Your objective: Copy out each line below exactly as it appears.

--------------------

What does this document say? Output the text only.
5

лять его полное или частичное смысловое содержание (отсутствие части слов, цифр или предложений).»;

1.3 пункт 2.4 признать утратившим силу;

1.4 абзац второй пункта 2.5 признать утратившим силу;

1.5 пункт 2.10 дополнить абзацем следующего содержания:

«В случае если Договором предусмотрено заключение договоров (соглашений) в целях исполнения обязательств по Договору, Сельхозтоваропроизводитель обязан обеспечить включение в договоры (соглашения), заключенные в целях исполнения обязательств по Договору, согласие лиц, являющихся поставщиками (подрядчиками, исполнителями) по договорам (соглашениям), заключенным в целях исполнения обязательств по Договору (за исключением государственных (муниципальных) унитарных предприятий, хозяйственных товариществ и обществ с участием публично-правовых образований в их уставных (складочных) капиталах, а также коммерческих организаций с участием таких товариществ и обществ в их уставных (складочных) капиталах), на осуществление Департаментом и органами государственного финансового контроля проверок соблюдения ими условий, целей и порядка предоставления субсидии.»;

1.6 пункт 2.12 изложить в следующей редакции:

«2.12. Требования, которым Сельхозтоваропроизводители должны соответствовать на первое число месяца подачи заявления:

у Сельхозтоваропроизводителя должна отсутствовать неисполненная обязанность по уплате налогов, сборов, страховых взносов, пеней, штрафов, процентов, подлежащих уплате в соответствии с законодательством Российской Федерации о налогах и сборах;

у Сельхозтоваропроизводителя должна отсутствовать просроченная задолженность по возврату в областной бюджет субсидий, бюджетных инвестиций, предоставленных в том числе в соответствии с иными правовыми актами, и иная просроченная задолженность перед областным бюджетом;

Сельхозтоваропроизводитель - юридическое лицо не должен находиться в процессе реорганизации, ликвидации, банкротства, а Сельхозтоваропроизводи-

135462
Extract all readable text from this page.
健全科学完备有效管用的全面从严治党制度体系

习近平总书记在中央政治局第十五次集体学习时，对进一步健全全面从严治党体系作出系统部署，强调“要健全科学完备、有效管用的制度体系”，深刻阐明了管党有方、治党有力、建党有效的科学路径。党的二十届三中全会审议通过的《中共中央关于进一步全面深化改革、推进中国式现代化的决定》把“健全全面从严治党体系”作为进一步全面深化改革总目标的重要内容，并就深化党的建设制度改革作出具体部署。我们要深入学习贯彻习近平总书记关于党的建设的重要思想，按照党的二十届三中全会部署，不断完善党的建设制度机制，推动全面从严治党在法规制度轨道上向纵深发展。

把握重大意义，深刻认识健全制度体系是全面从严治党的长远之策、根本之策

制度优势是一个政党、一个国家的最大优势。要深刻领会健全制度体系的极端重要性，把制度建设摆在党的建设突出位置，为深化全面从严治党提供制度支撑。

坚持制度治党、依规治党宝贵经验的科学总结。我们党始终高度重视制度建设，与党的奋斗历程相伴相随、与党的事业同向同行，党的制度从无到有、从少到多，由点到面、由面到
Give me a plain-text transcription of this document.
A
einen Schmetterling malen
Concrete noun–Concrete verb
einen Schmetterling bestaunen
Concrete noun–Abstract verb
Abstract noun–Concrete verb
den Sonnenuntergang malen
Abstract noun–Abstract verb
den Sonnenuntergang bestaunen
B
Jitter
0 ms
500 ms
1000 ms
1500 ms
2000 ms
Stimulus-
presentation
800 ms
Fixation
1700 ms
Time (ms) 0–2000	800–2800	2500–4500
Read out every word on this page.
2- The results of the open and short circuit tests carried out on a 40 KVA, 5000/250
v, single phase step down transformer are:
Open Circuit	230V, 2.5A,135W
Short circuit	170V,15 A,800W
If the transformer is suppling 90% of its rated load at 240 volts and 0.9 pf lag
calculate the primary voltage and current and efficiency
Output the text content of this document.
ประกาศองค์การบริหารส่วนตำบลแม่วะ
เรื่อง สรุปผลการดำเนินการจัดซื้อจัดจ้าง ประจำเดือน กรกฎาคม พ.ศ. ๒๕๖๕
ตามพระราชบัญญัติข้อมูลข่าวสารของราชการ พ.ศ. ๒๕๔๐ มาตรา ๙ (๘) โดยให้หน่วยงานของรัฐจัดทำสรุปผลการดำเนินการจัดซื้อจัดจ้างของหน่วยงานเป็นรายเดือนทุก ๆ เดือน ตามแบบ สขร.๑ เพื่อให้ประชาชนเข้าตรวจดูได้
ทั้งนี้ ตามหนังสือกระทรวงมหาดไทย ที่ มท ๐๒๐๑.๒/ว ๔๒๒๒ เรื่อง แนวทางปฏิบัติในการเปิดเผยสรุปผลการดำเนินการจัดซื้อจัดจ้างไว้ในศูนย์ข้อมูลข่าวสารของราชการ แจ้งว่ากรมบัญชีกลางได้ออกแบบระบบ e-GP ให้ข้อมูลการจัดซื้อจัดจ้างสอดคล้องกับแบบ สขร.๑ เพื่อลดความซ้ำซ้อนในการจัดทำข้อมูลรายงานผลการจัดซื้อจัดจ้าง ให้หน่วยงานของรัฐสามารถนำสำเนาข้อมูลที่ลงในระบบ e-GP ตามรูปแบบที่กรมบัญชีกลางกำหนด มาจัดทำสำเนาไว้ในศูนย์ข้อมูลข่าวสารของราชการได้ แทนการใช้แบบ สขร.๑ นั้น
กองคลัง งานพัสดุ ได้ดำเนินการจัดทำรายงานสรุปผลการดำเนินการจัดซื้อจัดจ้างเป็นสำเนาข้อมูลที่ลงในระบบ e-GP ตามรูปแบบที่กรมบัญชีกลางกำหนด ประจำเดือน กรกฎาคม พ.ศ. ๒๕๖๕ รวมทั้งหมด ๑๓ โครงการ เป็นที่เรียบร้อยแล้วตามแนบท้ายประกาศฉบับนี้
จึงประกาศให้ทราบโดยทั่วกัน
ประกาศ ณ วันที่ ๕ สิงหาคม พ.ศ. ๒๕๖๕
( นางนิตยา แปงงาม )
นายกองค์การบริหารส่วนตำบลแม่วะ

--------------------

Solution:
What does this document say? Output the text only.
5

лять его полное или частичное смысловое содержание (отсутствие части слов, цифр или предложений).»;

1.3 пункт 2.4 признать утратившим силу;

1.4 абзац второй пункта 2.5 признать утратившим силу;

1.5 пункт 2.10 дополнить абзацем следующего содержания:

«В случае если Договором предусмотрено заключение договоров (соглашений) в целях исполнения обязательств по Договору, Сельхозтоваропроизводитель обязан обеспечить включение в договоры (соглашения), заключенные в целях исполнения обязательств по Договору, согласие лиц, являющихся поставщиками (подрядчиками, исполнителями) по договорам (соглашениям), заключенным в целях исполнения обязательств по Договору (за исключением государственных (муниципальных) унитарных предприятий, хозяйственных товариществ и обществ с участием публично-правовых образований в их уставных (складочных) капиталах, а также коммерческих организаций с участием таких товариществ и обществ в их уставных (складочных) капиталах), на осуществление Департаментом и органами государственного финансового контроля проверок соблюдения ими условий, целей и порядка предоставления субсидии.»;

1.6 пункт 2.12 изложить в следующей редакции:

«2.12. Требования, которым Сельхозтоваропроизводители должны соответствовать на первое число месяца подачи заявления:

у Сельхозтоваропроизводителя должна отсутствовать неисполненная обязанность по уплате налогов, сборов, страховых взносов, пеней, штрафов, процентов, подлежащих уплате в соответствии с законодательством Российской Федерации о налогах и сборах;

у Сельхозтоваропроизводителя должна отсутствовать просроченная задолженность по возврату в областной бюджет субсидий, бюджетных инвестиций, предоставленных в том числе в соответствии с иными правовыми актами, и иная просроченная задолженность перед областным бюджетом;

Сельхозтоваропроизводитель - юридическое лицо не должен находиться в процессе реорганизации, ликвидации, банкротства, а Сельхозтоваропроизводи-

135462
Extract all readable text from this page.
健全科学完备有效管用的全面从严治党制度体系

习近平总书记在中央政治局第十五次集体学习时，对进一步健全全面从严治党体系作出系统部署，强调“要健全科学完备、有效管用的制度体系”，深刻阐明了管党有方、治党有力、建党有效的科学路径。党的二十届三中全会审议通过的《中共中央关于进一步全面深化改革、推进中国式现代化的决定》把“健全全面从严治党体系”作为进一步全面深化改革总目标的重要内容，并就深化党的建设制度改革作出具体部署。我们要深入学习贯彻习近平总书记关于党的建设的重要思想，按照党的二十届三中全会部署，不断完善党的建设制度机制，推动全面从严治党在法规制度轨道上向纵深发展。

把握重大意义，深刻认识健全制度体系是全面从严治党的长远之策、根本之策

制度优势是一个政党、一个国家的最大优势。要深刻领会健全制度体系的极端重要性，把制度建设摆在党的建设突出位置，为深化全面从严治党提供制度支撑。

坚持制度治党、依规治党宝贵经验的科学总结。我们党始终高度重视制度建设，与党的奋斗历程相伴相随、与党的事业同向同行，党的制度从无到有、从少到多，由点到面、由面到
Give me a plain-text transcription of this document.
A
einen Schmetterling malen
Concrete noun–Concrete verb
einen Schmetterling bestaunen
Concrete noun–Abstract verb
Abstract noun–Concrete verb
den Sonnenuntergang malen
Abstract noun–Abstract verb
den Sonnenuntergang bestaunen
B
Jitter
0 ms
500 ms
1000 ms
1500 ms
2000 ms
Stimulus-
presentation
800 ms
Fixation
1700 ms
Time (ms) 0–2000	800–2800	2500–4500
Read out every word on this page.
2- The results of the open and short circuit tests carried out on a 40 KVA, 5000/250
v, single phase step down transformer are:
Open Circuit	230V, 2.5A,135W
Short circuit	170V,15 A,800W
If the transformer is suppling 90% of its rated load at 240 volts and 0.9 pf lag
calculate the primary voltage and current and efficiency
Output the text content of this document.
ประกาศองค์การบริหารส่วนตำบลแม่วะ
เรื่อง สรุปผลการดำเนินการจัดซื้อจัดจ้าง ประจำเดือน กรกฎาคม พ.ศ. ๒๕๖๕
ตามพระราชบัญญัติข้อมูลข่าวสารของราชการ พ.ศ. ๒๕๔๐ มาตรา ๙ (๘) โดยให้หน่วยงานของรัฐจัดทำสรุปผลการดำเนินการจัดซื้อจัดจ้างของหน่วยงานเป็นรายเดือนทุก ๆ เดือน ตามแบบ สขร.๑ เพื่อให้ประชาชนเข้าตรวจดูได้
ทั้งนี้ ตามหนังสือกระทรวงมหาดไทย ที่ มท ๐๒๐๑.๒/ว ๔๒๒๒ เรื่อง แนวทางปฏิบัติในการเปิดเผยสรุปผลการดำเนินการจัดซื้อจัดจ้างไว้ในศูนย์ข้อมูลข่าวสารของราชการ แจ้งว่ากรมบัญชีกลางได้ออกแบบระบบ e-GP ให้ข้อมูลการจัดซื้อจัดจ้างสอดคล้องกับแบบ สขร.๑ เพื่อลดความซ้ำซ้อนในการจัดทำข้อมูลรายงานผลการจัดซื้อจัดจ้าง ให้หน่วยงานของรัฐสามารถนำสำเนาข้อมูลที่ลงในระบบ e-GP ตามรูปแบบที่กรมบัญชีกลางกำหนด มาจัดทำสำเนาไว้ในศูนย์ข้อมูลข่าวสารของราชการได้ แทนการใช้แบบ สขร.๑ นั้น
กองคลัง งานพัสดุ ได้ดำเนินการจัดทำรายงานสรุปผลการดำเนินการจัดซื้อจัดจ้างเป็นสำเนาข้อมูลที่ลงในระบบ e-GP ตามรูปแบบที่กรมบัญชีกลางกำหนด ประจำเดือน กรกฎาคม พ.ศ. ๒๕๖๕ รวมทั้งหมด ๑๓ โครงการ เป็นที่เรียบร้อยแล้วตามแนบท้ายประกาศฉบับนี้
จึงประกาศให้ทราบโดยทั่วกัน
ประกาศ ณ วันที่ ๕ สิงหาคม พ.ศ. ๒๕๖๕
( นางนิตยา แปงงาม )
นายกองค์การบริหารส่วนตำบลแม่วะ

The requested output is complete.